=== Task to carry out ===
Give the number of lines that contain the string "하나님의", and nothing else.

(Saved entries)
>>

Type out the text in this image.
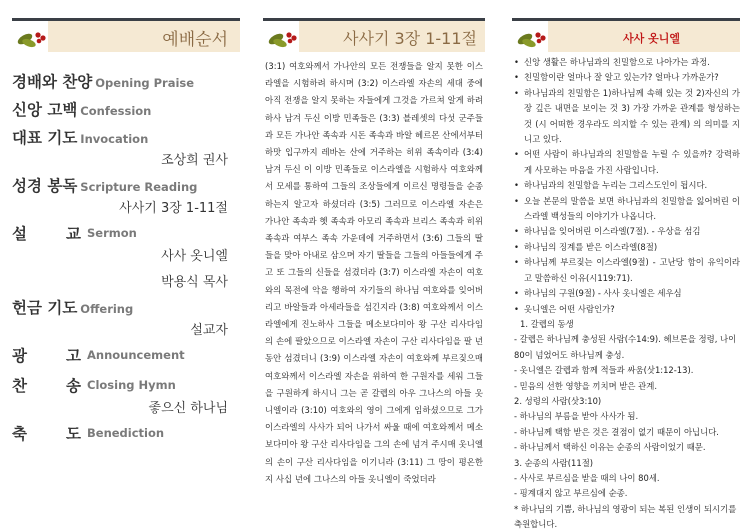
예배순서
경배와 찬양 Opening Praise
신앙 고백 Confession
대표 기도 Invocation
조상희 권사
성경 봉독 Scripture Reading
사사기 3장 1-11절
설	교 Sermon
사사 옷니엘
박용식 목사
헌금 기도 Offering
설교자
광	고 Announcement
찬	송 Closing Hymn
좋으신 하나님
축	도 Benediction
사사기 3장 1-11절
(3:1) 여호와께서 가나안의 모든 전쟁들을 알지 못한 이스라엘을 시험하려 하시며 (3:2) 이스라엘 자손의 세대 중에 아직 전쟁을 알지 못하는 자들에게 그것을 가르쳐 알게 하려 하사 남겨 두신 이방 민족들은 (3:3) 블레셋의 다섯 군주들과 모든 가나안 족속과 시돈 족속과 바알 헤르몬 산에서부터 하맛 입구까지 레바논 산에 거주하는 히위 족속이라 (3:4) 남겨 두신 이 이방 민족들로 이스라엘을 시험하사 여호와께서 모세를 통하여 그들의 조상들에게 이르신 명령들을 순종하는지 알고자 하셨더라 (3:5) 그러므로 이스라엘 자손은 가나안 족속과 헷 족속과 아모리 족속과 브리스 족속과 히위 족속과 여부스 족속 가운데에 거주하면서 (3:6) 그들의 딸들을 맞아 아내로 삼으며 자기 딸들을 그들의 아들들에게 주고 또 그들의 신들을 섬겼더라 (3:7) 이스라엘 자손이 여호와의 목전에 악을 행하여 자기들의 하나님 여호와를 잊어버리고 바알들과 아세라들을 섬긴지라 (3:8) 여호와께서 이스라엘에게 진노하사 그들을 메소보다미아 왕 구산 리사다임의 손에 팔았으므로 이스라엘 자손이 구산 리사다임을 팔 년 동안 섬겼더니 (3:9) 이스라엘 자손이 여호와께 부르짖으매 여호와께서 이스라엘 자손을 위하여 한 구원자를 세워 그들을 구원하게 하시니 그는 곧 갈렙의 아우 그나스의 아들 옷니엘이라 (3:10) 여호와의 영이 그에게 임하셨으므로 그가 이스라엘의 사사가 되어 나가서 싸울 때에 여호와께서 메소보다미아 왕 구산 리사다임을 그의 손에 넘겨 주시매 옷니엘의 손이 구산 리사다임을 이기니라 (3:11) 그 땅이 평온한 지 사십 년에 그나스의 아들 옷니엘이 죽었더라
사사 옷니엘
• 신앙 생활은 하나님과의 친밀함으로 나아가는 과정.
• 친밀함이란 얼마나 잘 알고 있는가? 얼마나 가까운가?
• 하나님과의 친밀함은 1)하나님께 속해 있는 것 2)자신의 가장 깊은 내면을 보이는 것 3) 가장 가까운 관계를 형성하는 것 (시 어떠한 경우라도 의지할 수 있는 관계) 의 의미를 지니고 있다.
• 어떤 사람이 하나님과의 친밀함을 누릴 수 있을까? 강력하게 사모하는 마음을 가진 사람입니다.
• 하나님과의 친밀함을 누리는 그리스도인이 됩시다.
• 오늘 본문의 말씀을 보면 하나님과의 친밀함을 잃어버린 이스라엘 백성들의 이야기가 나옵니다.
• 하나님을 잊어버린 이스라엘(7절). - 우상을 섬김
• 하나님의 징계를 받은 이스라엘(8절)
• 하나님께 부르짖는 이스라엘(9절) - 고난당 함이 유익이라 고 말씀하신 이유(시119:71).
• 하나님의 구원(9절) - 사사 옷니엘은 세우심
• 옷니엘은 어떤 사람인가?
1. 갈렙의 동생
- 갈렙은 하나님께 충성된 사람(수14:9). 헤브론을 정령, 나이 80이 넘었어도 하나님께 충성.
- 옷니엘은 갈렙과 함께 적들과 싸움(삿1:12-13).
- 믿음의 선한 영향을 끼치며 받은 관계.
2. 성령의 사람(삿3:10)
- 하나님의 부름을 받아 사사가 됨.
- 하나님께 택함 받은 것은 결점이 없기 때문이 아닙니다.
- 하나님께서 택하신 이유는 순종의 사람이었기 때문.
3. 순종의 사람(11절)
- 사사로 부르심을 받을 때의 나이 80세.
- 핑계대지 않고 부르심에 순종.
* 하나님의 기쁨, 하나님의 영광이 되는 복된 인생이 되시기를 축원합니다.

<<

=== Complete output ===
4